## SHORT EXERCISE 1
Quote the article on Russia and China word for word, from "Military cooperation is" to "in the Mediterranean.".
## SHORT EXERCISE 2
For each statement, say yes or no depending on whether the article on Russia and China agrees with it, and quote the deciding words from the article. (a) The gas deal Putin signed in Beijing runs for 30 years. (b) Earlier this year, Russia and China held a joint naval drill in the Mediterranean. (c) China's economy is now five times the size of Russia's.

## EXTRACTED TEXT
↓↓↓

As Moscow's relationship with the West continues to deteriorate, Russia has engaged in a concerted and very public "pivot to Asia," the focus of which has been to deepen its relationship with China. Beyond the rhetoric, however, is there a sufficient overlap of interests between Moscow and Beijing for the two sides to actually implement a formal alliance?
Russia and China do share a number of key interests, starting with energy. After nearly a decade of negotiations, during a visit to Beijing in May, President Vladimir Putin signed a 30-year, $400 billion deal for Russia to supply China with 38 billion cubic meters of gas per year to be transported from remote fields in eastern Siberia via a planned 4,000-kilometer pipeline.
In addition to this "eastern route" project, Putin recently asserted that negotiations are ongoing for a second, "western route" pipeline project that would carry gas from Altai to northwestern China.
Military cooperation is another rapidly developing pole of the Russia-China relationship. Earlier this year, Russia and China conducted a joint naval drill in the East China Sea, and according to Russia's TASS news agency, the two sides will hold two more joint-naval drills next year, one in the Pacific and one in the Mediterranean.
Russia has long sold much of its most advanced weaponry to China. During the 1990s and early 2000s, China became a key Russian arms customer, one keeping the Russian military-industrial complex on its feet after domestic orders dried up following the fall of the former Soviet Union.
Now, after a hiatus of several years, Russia and China are in discussions for new arms sales, this time for Russia's most advanced fighter jets and anti-aircraft missile, the Su-35 and the S-400, respectively.
Finally, Russia and China share broadly similar perspectives on most global issues. Ideologically, China and Russia hew to a philosophy that states should not interfere in each other's internal affairs, and both have long bridled at the Americans' focus on promoting democracy and human rights.
The two Eurasian powers also share the geopolitical objective of a multipolar world as opposed to one dominated by the United States. Viewed from Moscow, NATO expansion and Western meddling in Ukraine represent an American strategy to surround and contain Russia. Likewise, U.S. President Barack Obama's much vaunted "pivot to Asia" is simply an excuse to prevent China from resuming its role as the leading power in Asia.
Observing the deepening Moscow-Beijing entente, some American analysts have gone as far as to speculate that Russia and China could potentially form the equivalent of a "Eurasian NATO" that would dominate the Eurasian landmass at the expense of the United States. A closer look at the reality, however, suggests that a combination of differing regional interests and mutual suspicion — primarily unspoken Russian fears regarding China's rise — make a formal alliance between Moscow and Beijing highly improbable
A key issue inhibiting a true Russian-Chinese alliance is the power imbalance between the two. While the economies of the two nations were about the same at the time the Soviet Union broke up, today the Chinese economy is five times Russia's and growing rapidly. Unlike in the 1950s, when China initially allied itself with the former Soviet Union and allowed Moscow primacy, today it is clear that Russia would be the far junior partner in any alliance.

↑↑↑

## RECORDS SUPPLIED
↓↓↓

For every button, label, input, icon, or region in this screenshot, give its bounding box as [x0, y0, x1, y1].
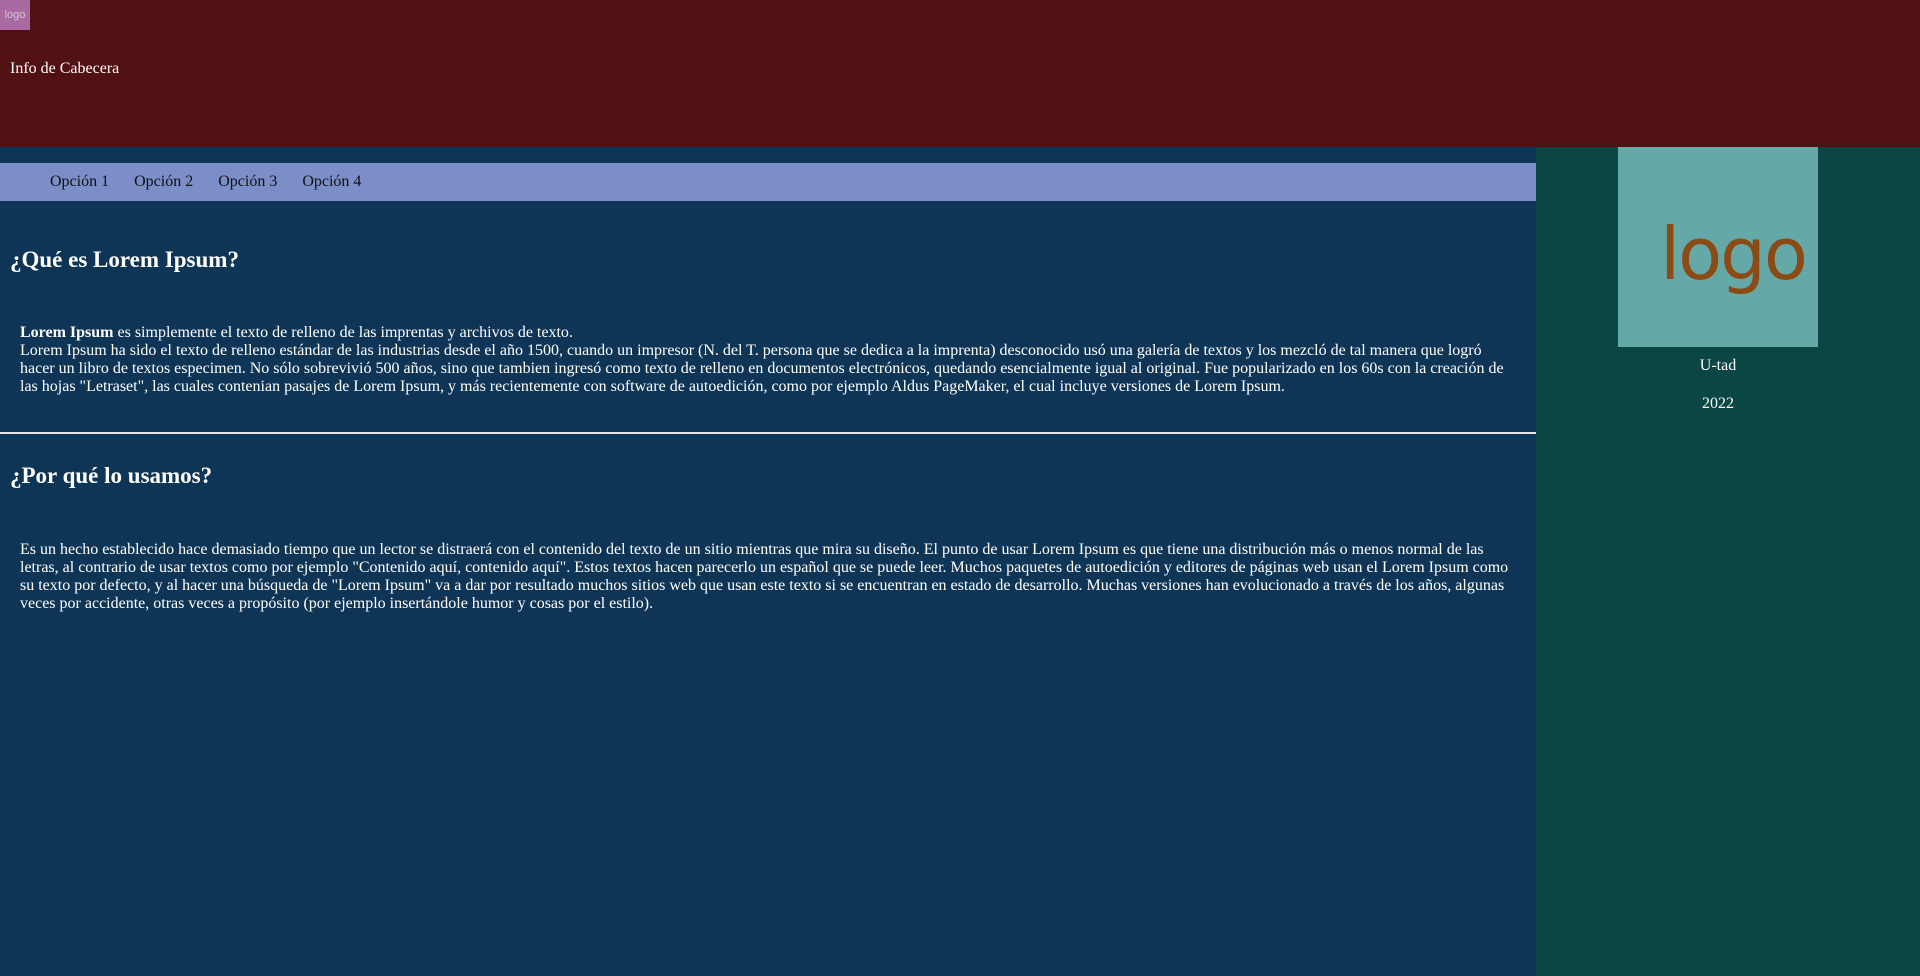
paragraph-bold-lead: Lorem Ipsum	[20, 324, 114, 341]
paragraph-lead-rest: es simplemente el texto de relleno de la…	[113, 324, 573, 341]
sidebar-logo: logo	[1618, 147, 1818, 347]
paragraph-body: Lorem Ipsum ha sido el texto de relleno …	[20, 342, 1504, 395]
section-paragraph-por-que: Es un hecho establecido hace demasiado t…	[20, 541, 1509, 612]
sidebar-org-name: U-tad	[1699, 357, 1737, 374]
section-divider	[0, 432, 1536, 434]
sidebar-logo-text: logo	[1660, 212, 1808, 296]
sidebar-year: 2022	[1702, 395, 1734, 412]
sidebar: logo U-tad 2022	[1536, 147, 1920, 976]
main-content: Opción 1 Opción 2 Opción 3 Opción 4 ¿Qué…	[0, 147, 1536, 976]
section-paragraph-que-es: Lorem Ipsum es simplemente el texto de r…	[20, 324, 1515, 396]
nav-item-opcion-3[interactable]: Opción 3	[218, 173, 277, 191]
section-title-por-que: ¿Por qué lo usamos?	[10, 463, 213, 488]
nav-item-opcion-4[interactable]: Opción 4	[302, 173, 361, 191]
section-title-que-es: ¿Qué es Lorem Ipsum?	[10, 247, 239, 272]
header-info-text: Info de Cabecera	[10, 60, 120, 77]
nav-item-opcion-2[interactable]: Opción 2	[134, 173, 193, 191]
nav-bar: Opción 1 Opción 2 Opción 3 Opción 4	[0, 163, 1536, 201]
header-logo: logo	[0, 0, 30, 30]
nav-item-opcion-1[interactable]: Opción 1	[50, 173, 109, 191]
page-header: logo Info de Cabecera	[0, 0, 1920, 147]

↑↑↑

## FULL RESPONSE 1
Military cooperation is another rapidly developing pole of the Russia-China relationship. Earlier this year, Russia and China conducted a joint naval drill in the East China Sea, and according to Russia's TASS news agency, the two sides will hold two more joint-naval drills next year, one in the Pacific and one in the Mediterranean.

## FULL RESPONSE 2
(a) Yes: "signed a 30-year, $400 billion deal"
(b) No: "Russia and China conducted a joint naval drill in the East China Sea"
(c) Yes: "today the Chinese economy is five times Russia's"